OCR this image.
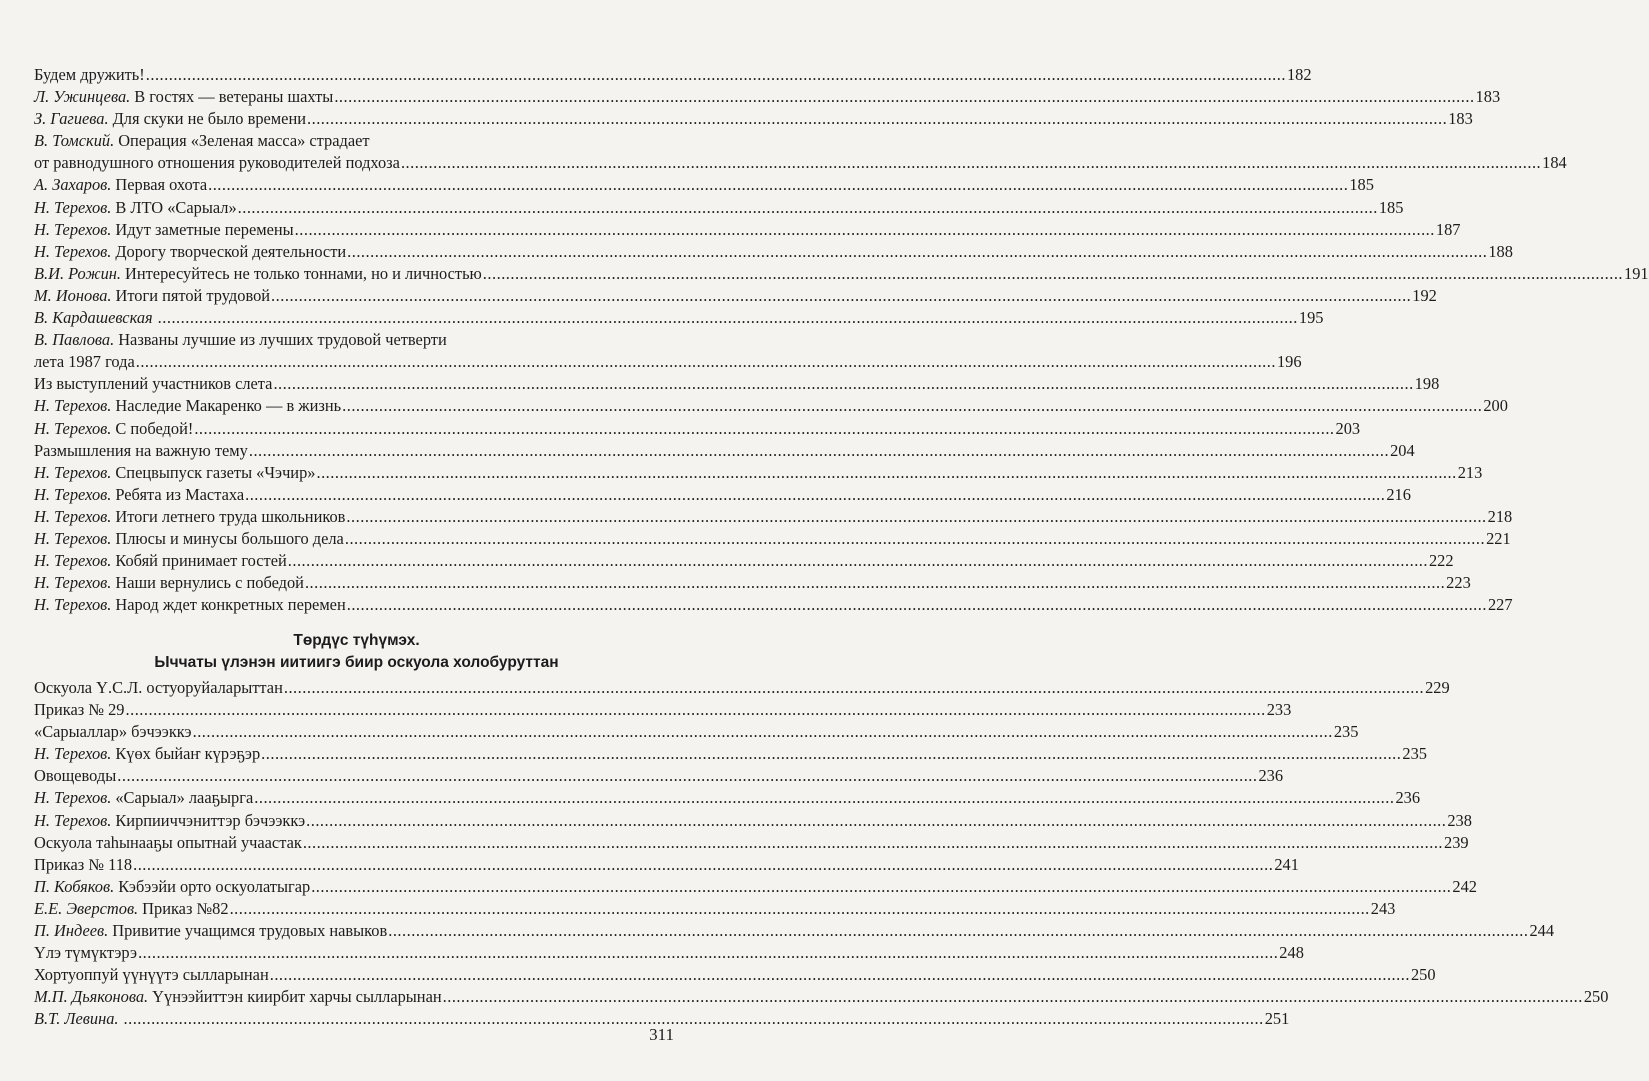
Будем дружить! .....	182
Л. Ужинцева. В гостях — ветераны шахты .....	183
З. Гагиева. Для скуки не было времени .....	183
В. Томский. Операция «Зеленая масса» страдает
от равнодушного отношения руководителей подхоза .....	184
А. Захаров. Первая охота .....	185
Н. Терехов. В ЛТО «Сарыал» .....	185
Н. Терехов. Идут заметные перемены .....	187
Н. Терехов. Дорогу творческой деятельности .....	188
В.И. Рожин. Интересуйтесь не только тоннами, но и личностью .....	191
М. Ионова. Итоги пятой трудовой .....	192
В. Кардашевская .....	195
В. Павлова. Названы лучшие из лучших трудовой четверти
лета 1987 года .....	196
Из выступлений участников слета .....	198
Н. Терехов. Наследие Макаренко — в жизнь .....	200
Н. Терехов. С победой! .....	203
Размышления на важную тему .....	204
Н. Терехов. Спецвыпуск газеты «Чэчир» .....	213
Н. Терехов. Ребята из Мастаха .....	216
Н. Терехов. Итоги летнего труда школьников .....	218
Н. Терехов. Плюсы и минусы большого дела .....	221
Н. Терехов. Кобяй принимает гостей .....	222
Н. Терехов. Наши вернулись с победой .....	223
Н. Терехов. Народ ждет конкретных перемен .....	227
Төрдүс түһүмэх.
Ыччаты үлэнэн иитиигэ биир оскуола холобуруттан
Оскуола Ү.С.Л. остуоруйаларыттан .....	229
Приказ № 29 .....	233
«Сарыаллар» бэчээккэ .....	235
Н. Терехов. Күөх быйаҥ күрэҕэр .....	235
Овощеводы .....	236
Н. Терехов. «Сарыал» лааҕырга .....	236
Н. Терехов. Кирпииччэниттэр бэчээккэ .....	238
Оскуола таһынааҕы опытнай учаастак .....	239
Приказ № 118 .....	241
П. Кобяков. Кэбээйи орто оскуолатыгар .....	242
Е.Е. Эверстов. Приказ №82 .....	243
П. Индеев. Привитие учащимся трудовых навыков .....	244
Үлэ түмүктэрэ .....	248
Хортуоппуй үүнүүтэ сылларынан .....	250
М.П. Дьяконова. Үүнээйиттэн киирбит харчы сылларынан .....	250
В.Т. Левина. .....	251
311
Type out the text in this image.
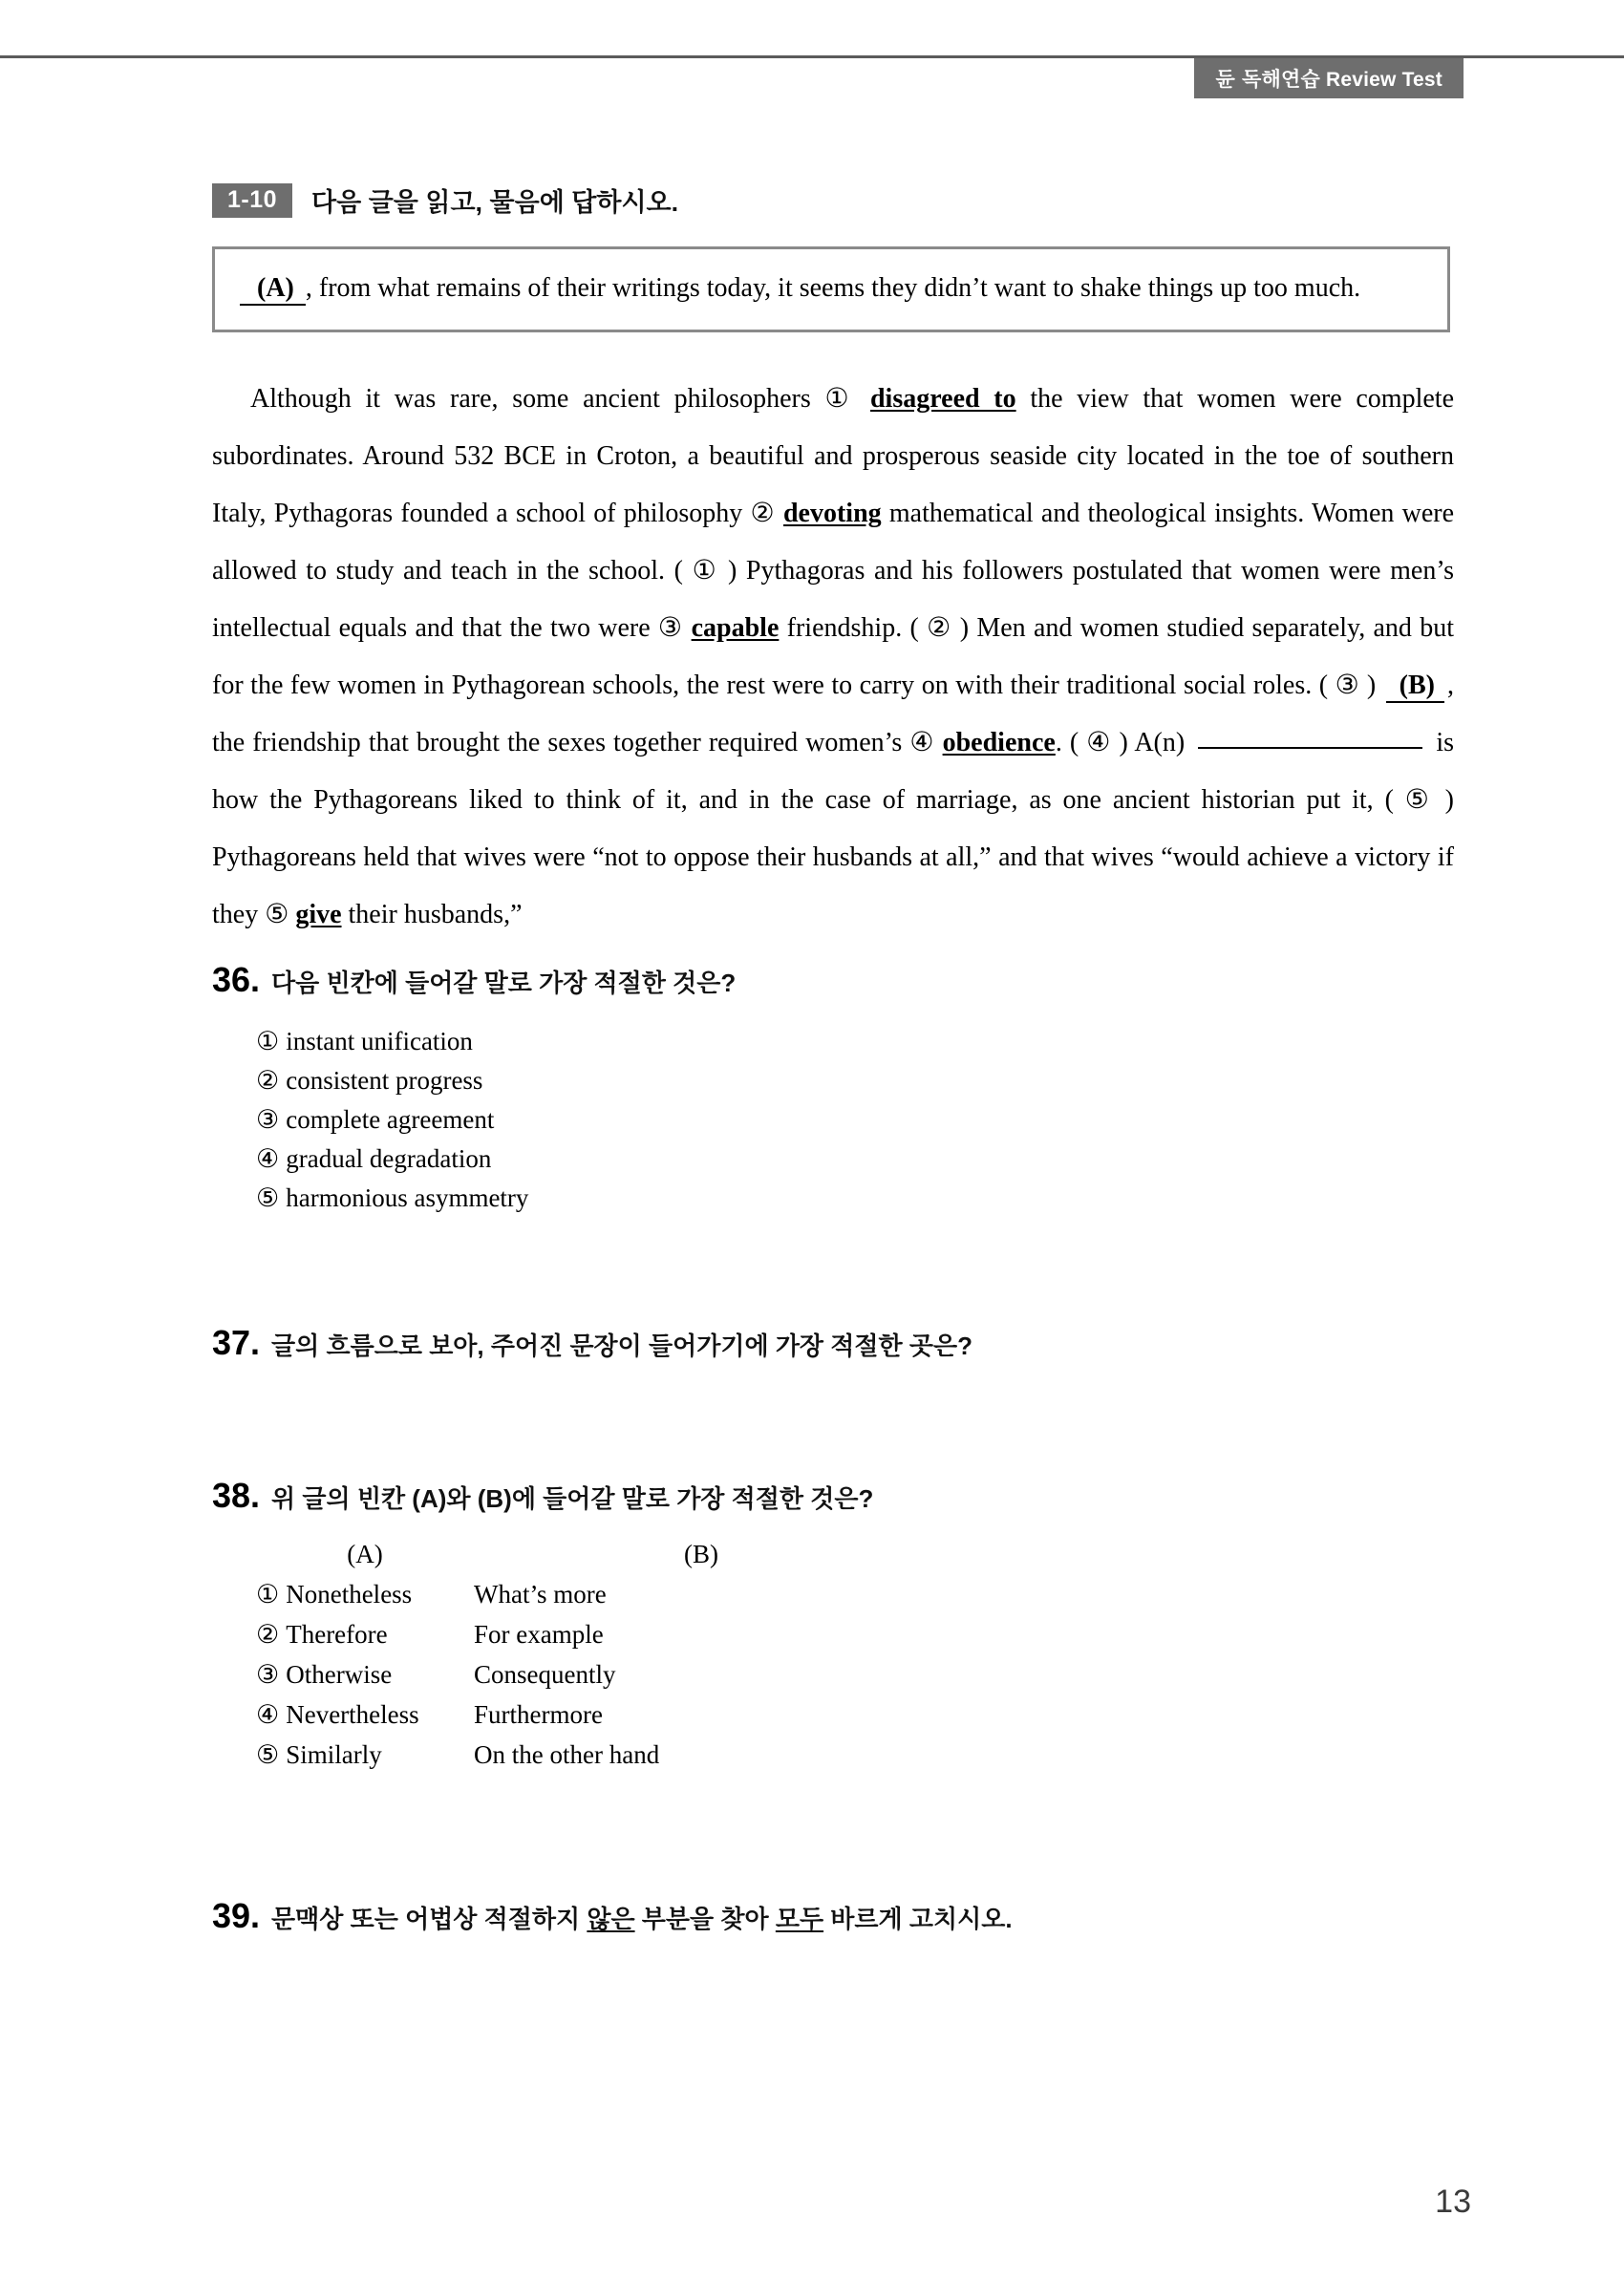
듄 독해연습 Review Test
1-10	다음 글을 읽고, 물음에 답하시오.
(A) , from what remains of their writings today, it seems they didn’t want to shake things up too much.
Although it was rare, some ancient philosophers ① disagreed to the view that women were complete subordinates. Around 532 BCE in Croton, a beautiful and prosperous seaside city located in the toe of southern Italy, Pythagoras founded a school of philosophy ② devoting mathematical and theological insights. Women were allowed to study and teach in the school. ( ① ) Pythagoras and his followers postulated that women were men’s intellectual equals and that the two were ③ capable friendship. ( ② ) Men and women studied separately, and but for the few women in Pythagorean schools, the rest were to carry on with their traditional social roles. ( ③ ) (B) , the friendship that brought the sexes together required women’s ④ obedience. ( ④ ) A(n)	is how the Pythagoreans liked to think of it, and in the case of marriage, as one ancient historian put it, ( ⑤ ) Pythagoreans held that wives were “not to oppose their husbands at all,” and that wives “would achieve a victory if they ⑤ give their husbands,”
36. 다음 빈칸에 들어갈 말로 가장 적절한 것은?
① instant unification
② consistent progress
③ complete agreement
④ gradual degradation
⑤ harmonious asymmetry
37. 글의 흐름으로 보아, 주어진 문장이 들어가기에 가장 적절한 곳은?
38. 위 글의 빈칸 (A)와 (B)에 들어갈 말로 가장 적절한 것은?
(A)	(B)
① Nonetheless	What’s more
② Therefore	For example
③ Otherwise	Consequently
④ Nevertheless	Furthermore
⑤ Similarly	On the other hand
39. 문맥상 또는 어법상 적절하지 않은 부분을 찾아 모두 바르게 고치시오.
13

- - - - -

DESCRIPTION OF THE TASK: From the entries above, copy every line containing the word "бэчээккэ".

THE OUTPUT:
«Сарыаллар» бэчээккэ .....	235
Н. Терехов. Кирпииччэниттэр бэчээккэ .....	238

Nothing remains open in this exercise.